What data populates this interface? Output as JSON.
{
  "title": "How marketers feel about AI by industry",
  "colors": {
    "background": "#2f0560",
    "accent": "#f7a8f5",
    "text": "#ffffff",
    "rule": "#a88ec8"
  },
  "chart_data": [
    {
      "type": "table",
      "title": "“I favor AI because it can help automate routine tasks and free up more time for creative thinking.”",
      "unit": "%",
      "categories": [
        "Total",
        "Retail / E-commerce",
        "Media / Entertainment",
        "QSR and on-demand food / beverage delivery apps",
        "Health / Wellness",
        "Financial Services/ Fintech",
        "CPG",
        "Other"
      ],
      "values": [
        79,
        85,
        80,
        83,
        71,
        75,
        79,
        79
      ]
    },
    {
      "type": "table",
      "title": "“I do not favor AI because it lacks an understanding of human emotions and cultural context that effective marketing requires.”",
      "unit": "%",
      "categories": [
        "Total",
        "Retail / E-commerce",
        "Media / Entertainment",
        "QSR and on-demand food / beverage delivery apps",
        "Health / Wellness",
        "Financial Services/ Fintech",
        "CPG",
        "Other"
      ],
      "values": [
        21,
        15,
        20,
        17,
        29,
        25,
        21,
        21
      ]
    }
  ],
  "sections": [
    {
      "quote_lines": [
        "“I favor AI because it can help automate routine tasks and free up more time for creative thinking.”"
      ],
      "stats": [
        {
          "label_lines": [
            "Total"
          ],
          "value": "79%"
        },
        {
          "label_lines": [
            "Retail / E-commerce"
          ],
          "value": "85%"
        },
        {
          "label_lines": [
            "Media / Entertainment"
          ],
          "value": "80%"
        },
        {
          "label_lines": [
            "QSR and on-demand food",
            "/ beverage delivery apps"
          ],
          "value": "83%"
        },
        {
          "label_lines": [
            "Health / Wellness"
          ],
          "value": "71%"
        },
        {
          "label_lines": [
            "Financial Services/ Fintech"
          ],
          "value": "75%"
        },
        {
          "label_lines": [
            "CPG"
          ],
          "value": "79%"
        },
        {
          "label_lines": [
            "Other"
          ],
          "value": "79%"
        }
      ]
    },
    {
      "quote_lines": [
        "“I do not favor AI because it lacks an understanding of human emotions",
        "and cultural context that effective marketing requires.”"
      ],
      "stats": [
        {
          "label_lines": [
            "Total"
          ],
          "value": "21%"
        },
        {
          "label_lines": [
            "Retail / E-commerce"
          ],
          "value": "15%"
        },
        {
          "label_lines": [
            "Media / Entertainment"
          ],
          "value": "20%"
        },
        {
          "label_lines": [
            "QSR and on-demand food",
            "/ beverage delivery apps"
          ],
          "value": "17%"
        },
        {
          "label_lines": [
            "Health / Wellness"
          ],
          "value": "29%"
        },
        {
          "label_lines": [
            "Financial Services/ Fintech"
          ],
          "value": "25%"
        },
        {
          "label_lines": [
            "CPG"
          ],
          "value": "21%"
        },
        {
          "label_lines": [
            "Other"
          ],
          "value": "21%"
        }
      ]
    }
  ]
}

* **DIRECTIONS FOR THIS TASK**: Each line with the string "help" in it needs to be found and copied.

* **EXPECTED OUTPUT**:
      "title": "“I favor AI because it can help automate routine tasks and free up more time for creative thinking.”",
        "“I favor AI because it can help automate routine tasks and free up more time for creative thinking.”"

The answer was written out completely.